◆ What you have to do
Below are some records: retype them all exactly, but not the pictures.

◆ Stored data
*-*-*
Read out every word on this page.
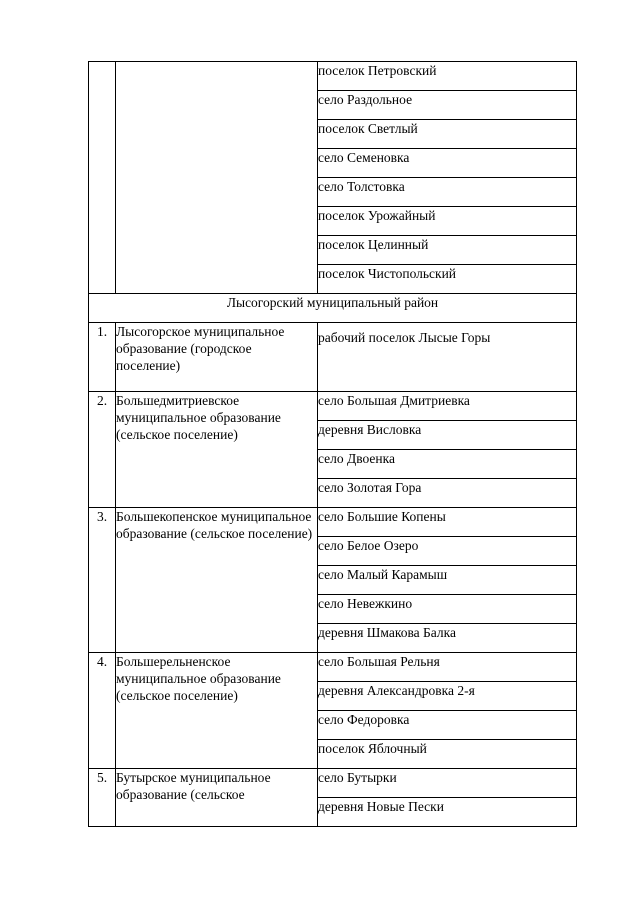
		поселок Петровский
		село Раздольное
		поселок Светлый
		село Семеновка
		село Толстовка
		поселок Урожайный
		поселок Целинный
		поселок Чистопольский
Лысогорский муниципальный район		
1.	Лысогорское муниципальное образование (городское поселение)	рабочий поселок Лысые Горы
2.	Большедмитриевское муниципальное образование (сельское поселение)	село Большая Дмитриевка
		деревня Висловка
		село Двоенка
		село Золотая Гора
3.	Большекопенское муниципальное образование (сельское поселение)	село Большие Копены
		село Белое Озеро
		село Малый Карамыш
		село Невежкино
		деревня Шмакова Балка
4.	Большерельненское муниципальное образование (сельское поселение)	село Большая Рельня
		деревня Александровка 2-я
		село Федоровка
		поселок Яблочный
5.	Бутырское муниципальное образование (сельское	село Бутырки
		деревня Новые Пески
*-*-*
◆ Result of this task
Read out every word on this page.
		поселок Петровский
		село Раздольное
		поселок Светлый
		село Семеновка
		село Толстовка
		поселок Урожайный
		поселок Целинный
		поселок Чистопольский
Лысогорский муниципальный район		
1.	Лысогорское муниципальное образование (городское поселение)	рабочий поселок Лысые Горы
2.	Большедмитриевское муниципальное образование (сельское поселение)	село Большая Дмитриевка
		деревня Висловка
		село Двоенка
		село Золотая Гора
3.	Большекопенское муниципальное образование (сельское поселение)	село Большие Копены
		село Белое Озеро
		село Малый Карамыш
		село Невежкино
		деревня Шмакова Балка
4.	Большерельненское муниципальное образование (сельское поселение)	село Большая Рельня
		деревня Александровка 2-я
		село Федоровка
		поселок Яблочный
5.	Бутырское муниципальное образование (сельское	село Бутырки
		деревня Новые Пески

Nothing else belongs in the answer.